_MATERIAL SHOWN_:

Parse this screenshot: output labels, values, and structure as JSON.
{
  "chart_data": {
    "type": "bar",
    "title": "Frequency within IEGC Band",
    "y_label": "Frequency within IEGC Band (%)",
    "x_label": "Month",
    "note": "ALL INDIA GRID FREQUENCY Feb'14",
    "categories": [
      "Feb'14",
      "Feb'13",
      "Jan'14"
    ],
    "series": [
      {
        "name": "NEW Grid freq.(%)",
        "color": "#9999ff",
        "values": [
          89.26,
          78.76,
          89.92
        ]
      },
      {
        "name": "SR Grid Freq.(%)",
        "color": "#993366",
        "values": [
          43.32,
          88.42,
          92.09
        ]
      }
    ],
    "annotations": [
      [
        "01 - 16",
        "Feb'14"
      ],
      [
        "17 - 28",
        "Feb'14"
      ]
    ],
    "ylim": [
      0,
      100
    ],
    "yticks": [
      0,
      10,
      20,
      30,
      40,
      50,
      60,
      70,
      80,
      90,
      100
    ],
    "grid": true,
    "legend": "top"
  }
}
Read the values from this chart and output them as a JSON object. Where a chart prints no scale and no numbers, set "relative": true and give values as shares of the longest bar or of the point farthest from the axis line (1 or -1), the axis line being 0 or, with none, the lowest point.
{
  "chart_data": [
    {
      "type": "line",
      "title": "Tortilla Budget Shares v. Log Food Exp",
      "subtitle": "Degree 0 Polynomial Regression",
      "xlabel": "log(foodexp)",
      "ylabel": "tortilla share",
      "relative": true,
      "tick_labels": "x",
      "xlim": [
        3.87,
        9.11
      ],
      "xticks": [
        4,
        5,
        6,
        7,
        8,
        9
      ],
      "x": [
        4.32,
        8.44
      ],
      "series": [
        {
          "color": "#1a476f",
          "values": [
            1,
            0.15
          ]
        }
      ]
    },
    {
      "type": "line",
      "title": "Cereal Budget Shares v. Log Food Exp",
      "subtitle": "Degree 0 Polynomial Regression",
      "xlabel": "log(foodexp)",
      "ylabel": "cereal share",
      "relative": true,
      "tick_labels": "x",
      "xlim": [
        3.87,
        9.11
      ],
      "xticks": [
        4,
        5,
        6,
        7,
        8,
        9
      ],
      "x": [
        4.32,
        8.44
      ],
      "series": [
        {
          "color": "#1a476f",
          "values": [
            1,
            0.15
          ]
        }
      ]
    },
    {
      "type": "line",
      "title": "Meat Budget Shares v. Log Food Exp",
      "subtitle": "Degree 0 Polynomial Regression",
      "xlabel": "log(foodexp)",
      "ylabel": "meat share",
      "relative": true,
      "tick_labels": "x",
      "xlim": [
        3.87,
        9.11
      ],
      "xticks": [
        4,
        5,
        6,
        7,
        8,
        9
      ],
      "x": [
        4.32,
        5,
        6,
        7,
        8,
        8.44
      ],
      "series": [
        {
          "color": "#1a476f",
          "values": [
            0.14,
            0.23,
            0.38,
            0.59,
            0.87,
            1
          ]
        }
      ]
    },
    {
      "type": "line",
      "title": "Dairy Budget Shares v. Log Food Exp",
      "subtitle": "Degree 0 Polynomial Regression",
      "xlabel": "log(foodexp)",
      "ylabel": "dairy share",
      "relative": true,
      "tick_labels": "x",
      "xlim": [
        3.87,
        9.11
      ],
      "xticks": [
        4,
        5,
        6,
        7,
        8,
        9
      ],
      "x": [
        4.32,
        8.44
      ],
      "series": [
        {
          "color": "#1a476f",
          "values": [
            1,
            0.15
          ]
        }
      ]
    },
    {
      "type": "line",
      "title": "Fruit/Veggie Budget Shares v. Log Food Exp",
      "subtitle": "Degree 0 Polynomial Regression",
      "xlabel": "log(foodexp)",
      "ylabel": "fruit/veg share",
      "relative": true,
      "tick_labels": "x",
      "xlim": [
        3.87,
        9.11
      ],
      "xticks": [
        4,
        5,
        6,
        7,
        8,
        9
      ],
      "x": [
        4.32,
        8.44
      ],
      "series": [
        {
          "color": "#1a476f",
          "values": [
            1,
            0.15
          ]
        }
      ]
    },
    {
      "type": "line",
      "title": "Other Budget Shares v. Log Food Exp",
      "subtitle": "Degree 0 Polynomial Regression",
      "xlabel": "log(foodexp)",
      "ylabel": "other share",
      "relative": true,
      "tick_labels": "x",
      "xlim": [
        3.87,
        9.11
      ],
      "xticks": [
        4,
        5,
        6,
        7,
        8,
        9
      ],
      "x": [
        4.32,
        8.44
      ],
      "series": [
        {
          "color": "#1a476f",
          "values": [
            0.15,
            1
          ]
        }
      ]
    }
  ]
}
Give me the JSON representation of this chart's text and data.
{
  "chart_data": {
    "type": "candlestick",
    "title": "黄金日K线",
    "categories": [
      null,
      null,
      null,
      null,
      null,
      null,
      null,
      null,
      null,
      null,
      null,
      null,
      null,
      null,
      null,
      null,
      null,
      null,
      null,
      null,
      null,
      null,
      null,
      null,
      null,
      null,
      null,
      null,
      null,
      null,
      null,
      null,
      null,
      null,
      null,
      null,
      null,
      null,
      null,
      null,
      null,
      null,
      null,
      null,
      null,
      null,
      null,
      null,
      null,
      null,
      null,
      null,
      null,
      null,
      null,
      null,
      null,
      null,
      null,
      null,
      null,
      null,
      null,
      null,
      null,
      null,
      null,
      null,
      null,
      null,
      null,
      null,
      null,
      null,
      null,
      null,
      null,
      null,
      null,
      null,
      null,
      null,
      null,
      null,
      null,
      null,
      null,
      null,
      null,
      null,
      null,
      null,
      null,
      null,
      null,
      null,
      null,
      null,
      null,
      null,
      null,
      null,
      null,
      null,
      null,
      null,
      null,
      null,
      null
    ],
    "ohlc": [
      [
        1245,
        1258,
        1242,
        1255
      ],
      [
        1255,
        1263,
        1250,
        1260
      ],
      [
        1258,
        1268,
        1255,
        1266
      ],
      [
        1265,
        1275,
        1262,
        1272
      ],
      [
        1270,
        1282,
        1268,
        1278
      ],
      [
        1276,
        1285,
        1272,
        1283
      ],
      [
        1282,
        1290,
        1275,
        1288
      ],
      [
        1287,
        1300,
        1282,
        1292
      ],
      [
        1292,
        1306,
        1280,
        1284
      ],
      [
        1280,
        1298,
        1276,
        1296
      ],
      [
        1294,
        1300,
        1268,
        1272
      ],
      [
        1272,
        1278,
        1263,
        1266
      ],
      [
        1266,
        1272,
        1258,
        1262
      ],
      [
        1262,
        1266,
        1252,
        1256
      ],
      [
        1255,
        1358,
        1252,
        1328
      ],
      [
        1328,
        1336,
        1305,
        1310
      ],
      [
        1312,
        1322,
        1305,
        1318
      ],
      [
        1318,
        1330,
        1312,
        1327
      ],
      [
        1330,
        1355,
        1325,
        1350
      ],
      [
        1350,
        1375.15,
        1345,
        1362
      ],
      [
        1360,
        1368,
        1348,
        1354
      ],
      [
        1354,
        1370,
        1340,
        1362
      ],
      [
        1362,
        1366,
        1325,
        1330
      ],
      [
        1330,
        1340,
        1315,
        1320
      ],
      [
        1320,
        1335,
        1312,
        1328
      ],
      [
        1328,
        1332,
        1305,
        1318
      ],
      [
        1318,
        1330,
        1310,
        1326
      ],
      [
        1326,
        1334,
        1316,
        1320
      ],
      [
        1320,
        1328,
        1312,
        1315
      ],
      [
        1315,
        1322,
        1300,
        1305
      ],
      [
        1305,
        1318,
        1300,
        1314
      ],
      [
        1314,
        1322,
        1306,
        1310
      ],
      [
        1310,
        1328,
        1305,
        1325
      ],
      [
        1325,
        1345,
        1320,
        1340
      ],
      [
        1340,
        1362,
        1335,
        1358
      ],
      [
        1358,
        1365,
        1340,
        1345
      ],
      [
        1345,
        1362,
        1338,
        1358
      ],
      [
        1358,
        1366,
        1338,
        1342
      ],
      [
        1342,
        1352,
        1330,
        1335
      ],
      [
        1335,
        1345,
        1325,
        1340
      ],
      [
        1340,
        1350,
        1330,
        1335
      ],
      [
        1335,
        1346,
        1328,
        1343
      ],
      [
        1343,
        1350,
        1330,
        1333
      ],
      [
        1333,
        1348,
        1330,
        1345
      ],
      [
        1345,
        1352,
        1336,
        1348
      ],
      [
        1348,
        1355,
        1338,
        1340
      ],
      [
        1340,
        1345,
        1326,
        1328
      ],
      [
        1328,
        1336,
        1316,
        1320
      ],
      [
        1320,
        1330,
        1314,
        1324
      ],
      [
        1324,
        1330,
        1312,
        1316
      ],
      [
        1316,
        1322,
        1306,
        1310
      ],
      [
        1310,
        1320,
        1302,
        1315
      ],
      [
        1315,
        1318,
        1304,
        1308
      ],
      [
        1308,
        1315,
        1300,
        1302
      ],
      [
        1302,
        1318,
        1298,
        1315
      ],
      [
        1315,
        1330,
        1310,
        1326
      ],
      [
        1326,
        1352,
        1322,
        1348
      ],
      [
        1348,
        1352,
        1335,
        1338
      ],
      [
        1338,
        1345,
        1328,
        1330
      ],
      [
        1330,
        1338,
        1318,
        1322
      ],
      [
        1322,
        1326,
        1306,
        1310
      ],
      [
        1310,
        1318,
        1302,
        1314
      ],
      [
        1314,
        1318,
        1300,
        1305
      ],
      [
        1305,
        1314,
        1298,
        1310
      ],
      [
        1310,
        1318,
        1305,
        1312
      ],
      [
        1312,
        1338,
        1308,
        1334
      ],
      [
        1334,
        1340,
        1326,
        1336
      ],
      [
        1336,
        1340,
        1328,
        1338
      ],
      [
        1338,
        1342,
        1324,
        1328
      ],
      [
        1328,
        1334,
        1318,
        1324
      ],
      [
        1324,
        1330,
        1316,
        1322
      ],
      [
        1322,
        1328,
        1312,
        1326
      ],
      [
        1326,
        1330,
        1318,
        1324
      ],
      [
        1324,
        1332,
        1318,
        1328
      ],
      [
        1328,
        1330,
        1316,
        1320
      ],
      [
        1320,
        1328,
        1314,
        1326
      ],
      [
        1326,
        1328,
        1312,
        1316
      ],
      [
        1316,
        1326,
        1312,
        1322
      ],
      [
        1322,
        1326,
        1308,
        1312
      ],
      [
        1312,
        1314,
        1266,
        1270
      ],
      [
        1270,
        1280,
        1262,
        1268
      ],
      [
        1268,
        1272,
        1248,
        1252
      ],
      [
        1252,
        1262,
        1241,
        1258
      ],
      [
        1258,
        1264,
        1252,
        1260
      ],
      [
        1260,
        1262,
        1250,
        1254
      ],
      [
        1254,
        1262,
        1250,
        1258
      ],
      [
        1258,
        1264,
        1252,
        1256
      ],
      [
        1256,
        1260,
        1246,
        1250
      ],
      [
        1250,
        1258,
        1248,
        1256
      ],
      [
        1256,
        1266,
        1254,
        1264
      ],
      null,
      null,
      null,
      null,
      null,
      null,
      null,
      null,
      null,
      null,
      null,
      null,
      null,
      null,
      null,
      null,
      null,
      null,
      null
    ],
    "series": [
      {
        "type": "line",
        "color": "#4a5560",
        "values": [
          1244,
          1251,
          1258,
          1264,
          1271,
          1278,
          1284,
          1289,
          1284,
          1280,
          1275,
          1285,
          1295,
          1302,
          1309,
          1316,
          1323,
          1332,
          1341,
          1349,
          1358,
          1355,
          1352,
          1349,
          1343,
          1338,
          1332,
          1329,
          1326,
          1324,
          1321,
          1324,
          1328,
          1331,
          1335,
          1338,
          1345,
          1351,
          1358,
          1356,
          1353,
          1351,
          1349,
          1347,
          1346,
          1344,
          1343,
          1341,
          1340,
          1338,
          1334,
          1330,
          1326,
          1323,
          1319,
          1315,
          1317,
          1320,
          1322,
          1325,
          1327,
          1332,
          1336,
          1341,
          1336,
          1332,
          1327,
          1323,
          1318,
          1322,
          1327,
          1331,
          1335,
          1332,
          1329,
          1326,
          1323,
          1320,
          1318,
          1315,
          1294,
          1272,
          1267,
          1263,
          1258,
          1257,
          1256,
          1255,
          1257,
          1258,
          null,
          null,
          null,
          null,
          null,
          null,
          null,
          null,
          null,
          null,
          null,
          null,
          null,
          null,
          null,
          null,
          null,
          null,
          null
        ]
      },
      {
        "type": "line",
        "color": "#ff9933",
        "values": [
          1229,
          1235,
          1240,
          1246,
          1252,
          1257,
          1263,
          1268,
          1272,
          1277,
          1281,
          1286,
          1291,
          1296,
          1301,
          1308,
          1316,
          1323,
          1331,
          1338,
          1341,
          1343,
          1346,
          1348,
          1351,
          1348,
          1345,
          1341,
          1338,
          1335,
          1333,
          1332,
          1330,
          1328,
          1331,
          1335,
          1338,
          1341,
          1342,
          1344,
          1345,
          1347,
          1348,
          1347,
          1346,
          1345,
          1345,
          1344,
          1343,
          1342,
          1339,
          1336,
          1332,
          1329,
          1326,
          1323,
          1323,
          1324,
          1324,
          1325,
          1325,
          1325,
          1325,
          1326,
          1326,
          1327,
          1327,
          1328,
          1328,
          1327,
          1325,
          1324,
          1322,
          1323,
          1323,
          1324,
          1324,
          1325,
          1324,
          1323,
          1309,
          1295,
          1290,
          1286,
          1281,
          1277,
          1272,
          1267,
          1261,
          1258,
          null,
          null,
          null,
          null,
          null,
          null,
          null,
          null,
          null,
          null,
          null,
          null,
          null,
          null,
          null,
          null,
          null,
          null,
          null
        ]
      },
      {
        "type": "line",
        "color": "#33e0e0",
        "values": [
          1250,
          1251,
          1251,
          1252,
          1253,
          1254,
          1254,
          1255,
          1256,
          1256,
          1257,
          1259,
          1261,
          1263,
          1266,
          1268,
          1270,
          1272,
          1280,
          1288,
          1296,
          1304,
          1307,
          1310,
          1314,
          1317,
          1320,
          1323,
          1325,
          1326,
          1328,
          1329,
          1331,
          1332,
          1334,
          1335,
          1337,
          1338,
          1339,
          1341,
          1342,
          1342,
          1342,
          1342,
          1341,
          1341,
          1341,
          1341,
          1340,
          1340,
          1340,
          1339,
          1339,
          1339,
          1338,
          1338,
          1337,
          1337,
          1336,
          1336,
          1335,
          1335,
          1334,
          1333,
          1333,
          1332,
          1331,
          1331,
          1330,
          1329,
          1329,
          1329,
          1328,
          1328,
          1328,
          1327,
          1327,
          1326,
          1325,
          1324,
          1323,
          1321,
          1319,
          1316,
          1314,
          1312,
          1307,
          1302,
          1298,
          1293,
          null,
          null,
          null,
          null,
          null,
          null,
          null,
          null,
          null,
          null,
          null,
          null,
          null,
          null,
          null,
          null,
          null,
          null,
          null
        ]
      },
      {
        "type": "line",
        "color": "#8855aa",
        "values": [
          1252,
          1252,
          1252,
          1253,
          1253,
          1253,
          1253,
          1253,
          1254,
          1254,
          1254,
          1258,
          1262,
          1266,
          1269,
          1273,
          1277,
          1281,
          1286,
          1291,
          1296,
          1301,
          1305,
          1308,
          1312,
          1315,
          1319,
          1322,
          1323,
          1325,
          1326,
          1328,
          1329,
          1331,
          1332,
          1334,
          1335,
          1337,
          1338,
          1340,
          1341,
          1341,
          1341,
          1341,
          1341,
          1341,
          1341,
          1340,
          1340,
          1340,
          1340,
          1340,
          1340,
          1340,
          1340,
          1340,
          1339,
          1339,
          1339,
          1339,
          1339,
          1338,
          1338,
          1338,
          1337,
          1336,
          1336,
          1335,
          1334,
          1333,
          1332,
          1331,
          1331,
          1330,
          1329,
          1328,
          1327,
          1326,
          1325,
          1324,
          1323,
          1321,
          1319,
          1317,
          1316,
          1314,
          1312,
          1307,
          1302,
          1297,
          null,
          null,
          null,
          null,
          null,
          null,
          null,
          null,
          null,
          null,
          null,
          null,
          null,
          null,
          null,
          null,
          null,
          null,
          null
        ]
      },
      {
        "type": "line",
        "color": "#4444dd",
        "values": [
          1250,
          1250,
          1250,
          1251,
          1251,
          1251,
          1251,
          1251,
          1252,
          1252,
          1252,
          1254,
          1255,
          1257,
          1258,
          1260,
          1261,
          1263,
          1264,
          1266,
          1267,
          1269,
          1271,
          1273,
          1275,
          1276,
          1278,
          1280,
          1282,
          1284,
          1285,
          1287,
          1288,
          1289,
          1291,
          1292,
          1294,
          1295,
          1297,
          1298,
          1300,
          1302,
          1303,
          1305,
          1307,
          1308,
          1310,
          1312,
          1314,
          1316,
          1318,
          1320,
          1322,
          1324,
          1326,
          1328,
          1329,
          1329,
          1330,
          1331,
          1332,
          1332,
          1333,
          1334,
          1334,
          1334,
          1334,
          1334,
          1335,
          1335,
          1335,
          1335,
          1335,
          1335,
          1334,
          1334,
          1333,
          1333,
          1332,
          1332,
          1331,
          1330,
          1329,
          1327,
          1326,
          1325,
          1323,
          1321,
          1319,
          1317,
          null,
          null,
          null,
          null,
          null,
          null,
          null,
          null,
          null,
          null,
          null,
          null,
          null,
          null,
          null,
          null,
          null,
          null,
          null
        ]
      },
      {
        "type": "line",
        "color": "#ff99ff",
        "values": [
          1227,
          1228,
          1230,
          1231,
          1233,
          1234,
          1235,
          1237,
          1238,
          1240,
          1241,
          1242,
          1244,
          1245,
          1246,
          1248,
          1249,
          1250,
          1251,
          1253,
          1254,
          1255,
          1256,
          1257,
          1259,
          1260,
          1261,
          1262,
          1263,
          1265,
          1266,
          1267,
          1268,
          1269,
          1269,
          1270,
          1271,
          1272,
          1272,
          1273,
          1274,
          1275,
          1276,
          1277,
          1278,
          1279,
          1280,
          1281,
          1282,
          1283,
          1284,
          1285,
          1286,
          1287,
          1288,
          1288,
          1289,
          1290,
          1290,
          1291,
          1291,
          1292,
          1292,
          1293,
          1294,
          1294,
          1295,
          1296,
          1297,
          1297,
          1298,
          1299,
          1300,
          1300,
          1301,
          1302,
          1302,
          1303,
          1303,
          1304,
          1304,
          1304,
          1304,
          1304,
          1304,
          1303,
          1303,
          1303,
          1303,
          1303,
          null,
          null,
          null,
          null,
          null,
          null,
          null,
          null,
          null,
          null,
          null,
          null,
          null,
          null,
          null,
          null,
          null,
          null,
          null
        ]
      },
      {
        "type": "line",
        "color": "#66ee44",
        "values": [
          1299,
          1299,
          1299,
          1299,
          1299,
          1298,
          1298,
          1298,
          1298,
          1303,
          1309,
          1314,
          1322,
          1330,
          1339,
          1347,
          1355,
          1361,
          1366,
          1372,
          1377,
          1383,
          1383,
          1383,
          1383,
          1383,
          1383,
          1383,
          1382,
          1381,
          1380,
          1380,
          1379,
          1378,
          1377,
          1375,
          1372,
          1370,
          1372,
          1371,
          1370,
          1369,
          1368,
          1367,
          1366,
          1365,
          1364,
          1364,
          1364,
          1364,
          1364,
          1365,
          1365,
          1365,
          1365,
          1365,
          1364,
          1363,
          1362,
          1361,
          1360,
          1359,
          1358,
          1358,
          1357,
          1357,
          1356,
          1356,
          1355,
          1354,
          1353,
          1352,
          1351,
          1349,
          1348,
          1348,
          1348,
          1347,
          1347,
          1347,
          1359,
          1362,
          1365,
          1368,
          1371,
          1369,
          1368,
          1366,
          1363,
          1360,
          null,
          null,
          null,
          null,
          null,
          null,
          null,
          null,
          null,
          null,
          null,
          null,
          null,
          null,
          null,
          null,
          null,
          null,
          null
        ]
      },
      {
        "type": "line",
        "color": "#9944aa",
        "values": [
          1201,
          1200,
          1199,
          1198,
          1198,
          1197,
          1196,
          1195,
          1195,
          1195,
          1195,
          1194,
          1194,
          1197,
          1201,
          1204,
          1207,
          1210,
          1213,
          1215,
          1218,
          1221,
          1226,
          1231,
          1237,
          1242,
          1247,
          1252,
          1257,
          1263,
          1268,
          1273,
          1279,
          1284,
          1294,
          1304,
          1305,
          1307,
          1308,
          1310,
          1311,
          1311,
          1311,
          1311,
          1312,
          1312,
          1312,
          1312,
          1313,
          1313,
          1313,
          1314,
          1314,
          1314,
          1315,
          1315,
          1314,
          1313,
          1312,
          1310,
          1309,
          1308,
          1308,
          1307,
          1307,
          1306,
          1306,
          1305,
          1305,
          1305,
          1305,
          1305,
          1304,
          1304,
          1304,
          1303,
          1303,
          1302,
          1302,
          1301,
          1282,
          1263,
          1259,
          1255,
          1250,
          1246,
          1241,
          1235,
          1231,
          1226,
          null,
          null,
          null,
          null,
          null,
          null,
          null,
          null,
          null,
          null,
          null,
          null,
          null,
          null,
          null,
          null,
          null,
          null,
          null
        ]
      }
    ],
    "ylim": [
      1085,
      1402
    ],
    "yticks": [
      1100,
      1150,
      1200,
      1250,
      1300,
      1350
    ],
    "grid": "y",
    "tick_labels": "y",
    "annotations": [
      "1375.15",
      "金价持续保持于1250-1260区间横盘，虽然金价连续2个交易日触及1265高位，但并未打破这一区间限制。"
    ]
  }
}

_WHAT YOU SHOULD DO_: Check each line above for "IEGC" and return the ones that have it.

_ANSWER FOR THE TASK_:
    "title": "Frequency within IEGC Band",
    "y_label": "Frequency within IEGC Band (%)",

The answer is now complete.